** BEGIN Information supplied **

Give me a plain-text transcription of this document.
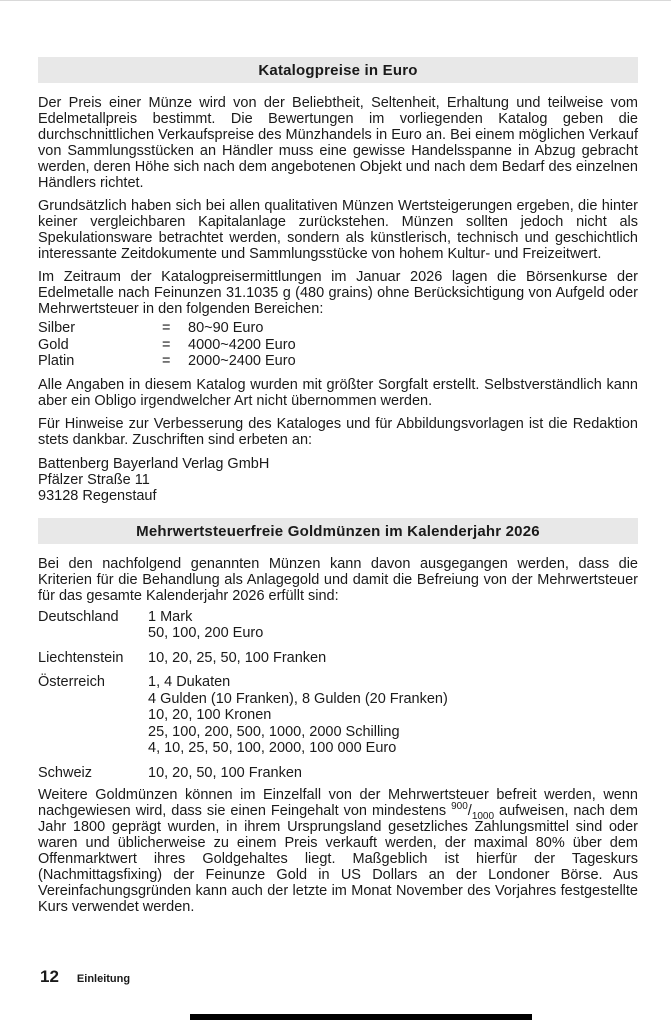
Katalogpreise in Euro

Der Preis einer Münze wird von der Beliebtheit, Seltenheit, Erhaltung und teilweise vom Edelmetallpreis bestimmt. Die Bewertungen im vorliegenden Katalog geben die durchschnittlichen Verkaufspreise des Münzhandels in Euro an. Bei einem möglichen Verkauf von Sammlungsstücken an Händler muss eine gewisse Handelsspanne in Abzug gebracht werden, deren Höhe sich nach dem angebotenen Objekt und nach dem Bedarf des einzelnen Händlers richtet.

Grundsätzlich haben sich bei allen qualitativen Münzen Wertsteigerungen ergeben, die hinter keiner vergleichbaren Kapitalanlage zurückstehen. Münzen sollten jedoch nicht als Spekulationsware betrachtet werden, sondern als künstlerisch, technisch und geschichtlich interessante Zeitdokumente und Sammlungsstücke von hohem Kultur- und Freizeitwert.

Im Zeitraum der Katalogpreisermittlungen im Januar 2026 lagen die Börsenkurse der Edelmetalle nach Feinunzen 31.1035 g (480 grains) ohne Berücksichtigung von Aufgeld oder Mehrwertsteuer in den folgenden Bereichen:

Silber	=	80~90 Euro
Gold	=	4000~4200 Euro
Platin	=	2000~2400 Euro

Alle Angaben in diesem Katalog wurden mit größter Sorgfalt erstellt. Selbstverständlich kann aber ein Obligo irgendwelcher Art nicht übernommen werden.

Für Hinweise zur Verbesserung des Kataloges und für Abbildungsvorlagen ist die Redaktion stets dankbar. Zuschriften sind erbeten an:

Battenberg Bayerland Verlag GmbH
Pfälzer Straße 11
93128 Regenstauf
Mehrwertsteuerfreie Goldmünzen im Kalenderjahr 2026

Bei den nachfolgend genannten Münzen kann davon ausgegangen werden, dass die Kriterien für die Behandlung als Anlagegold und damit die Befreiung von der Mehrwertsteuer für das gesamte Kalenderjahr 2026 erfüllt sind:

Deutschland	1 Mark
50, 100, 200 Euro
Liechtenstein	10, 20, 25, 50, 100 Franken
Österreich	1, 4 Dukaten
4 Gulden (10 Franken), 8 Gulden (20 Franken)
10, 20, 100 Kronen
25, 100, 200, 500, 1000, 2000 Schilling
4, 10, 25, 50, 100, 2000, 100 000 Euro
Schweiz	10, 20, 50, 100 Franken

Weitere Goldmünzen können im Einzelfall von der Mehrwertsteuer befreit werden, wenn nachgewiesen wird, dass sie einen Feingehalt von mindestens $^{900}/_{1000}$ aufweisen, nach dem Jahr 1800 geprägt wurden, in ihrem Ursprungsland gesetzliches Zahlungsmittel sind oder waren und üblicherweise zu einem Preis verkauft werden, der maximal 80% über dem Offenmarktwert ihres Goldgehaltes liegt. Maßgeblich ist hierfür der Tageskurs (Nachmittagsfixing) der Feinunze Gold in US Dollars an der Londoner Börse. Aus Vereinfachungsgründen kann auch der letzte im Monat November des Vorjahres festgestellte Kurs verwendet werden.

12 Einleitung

** END Information supplied **

What you will do: Go through the data above and transcribe it in full, omitting any image.

Finished answer:
Give me a plain-text transcription of this document.
Katalogpreise in Euro

Der Preis einer Münze wird von der Beliebtheit, Seltenheit, Erhaltung und teilweise vom Edelmetallpreis bestimmt. Die Bewertungen im vorliegenden Katalog geben die durchschnittlichen Verkaufspreise des Münzhandels in Euro an. Bei einem möglichen Verkauf von Sammlungsstücken an Händler muss eine gewisse Handelsspanne in Abzug gebracht werden, deren Höhe sich nach dem angebotenen Objekt und nach dem Bedarf des einzelnen Händlers richtet.

Grundsätzlich haben sich bei allen qualitativen Münzen Wertsteigerungen ergeben, die hinter keiner vergleichbaren Kapitalanlage zurückstehen. Münzen sollten jedoch nicht als Spekulationsware betrachtet werden, sondern als künstlerisch, technisch und geschichtlich interessante Zeitdokumente und Sammlungsstücke von hohem Kultur- und Freizeitwert.

Im Zeitraum der Katalogpreisermittlungen im Januar 2026 lagen die Börsenkurse der Edelmetalle nach Feinunzen 31.1035 g (480 grains) ohne Berücksichtigung von Aufgeld oder Mehrwertsteuer in den folgenden Bereichen:

Silber	=	80~90 Euro
Gold	=	4000~4200 Euro
Platin	=	2000~2400 Euro

Alle Angaben in diesem Katalog wurden mit größter Sorgfalt erstellt. Selbstverständlich kann aber ein Obligo irgendwelcher Art nicht übernommen werden.

Für Hinweise zur Verbesserung des Kataloges und für Abbildungsvorlagen ist die Redaktion stets dankbar. Zuschriften sind erbeten an:

Battenberg Bayerland Verlag GmbH
Pfälzer Straße 11
93128 Regenstauf
Mehrwertsteuerfreie Goldmünzen im Kalenderjahr 2026

Bei den nachfolgend genannten Münzen kann davon ausgegangen werden, dass die Kriterien für die Behandlung als Anlagegold und damit die Befreiung von der Mehrwertsteuer für das gesamte Kalenderjahr 2026 erfüllt sind:

Deutschland	1 Mark
50, 100, 200 Euro
Liechtenstein	10, 20, 25, 50, 100 Franken
Österreich	1, 4 Dukaten
4 Gulden (10 Franken), 8 Gulden (20 Franken)
10, 20, 100 Kronen
25, 100, 200, 500, 1000, 2000 Schilling
4, 10, 25, 50, 100, 2000, 100 000 Euro
Schweiz	10, 20, 50, 100 Franken

Weitere Goldmünzen können im Einzelfall von der Mehrwertsteuer befreit werden, wenn nachgewiesen wird, dass sie einen Feingehalt von mindestens $^{900}/_{1000}$ aufweisen, nach dem Jahr 1800 geprägt wurden, in ihrem Ursprungsland gesetzliches Zahlungsmittel sind oder waren und üblicherweise zu einem Preis verkauft werden, der maximal 80% über dem Offenmarktwert ihres Goldgehaltes liegt. Maßgeblich ist hierfür der Tageskurs (Nachmittagsfixing) der Feinunze Gold in US Dollars an der Londoner Börse. Aus Vereinfachungsgründen kann auch der letzte im Monat November des Vorjahres festgestellte Kurs verwendet werden.

12 Einleitung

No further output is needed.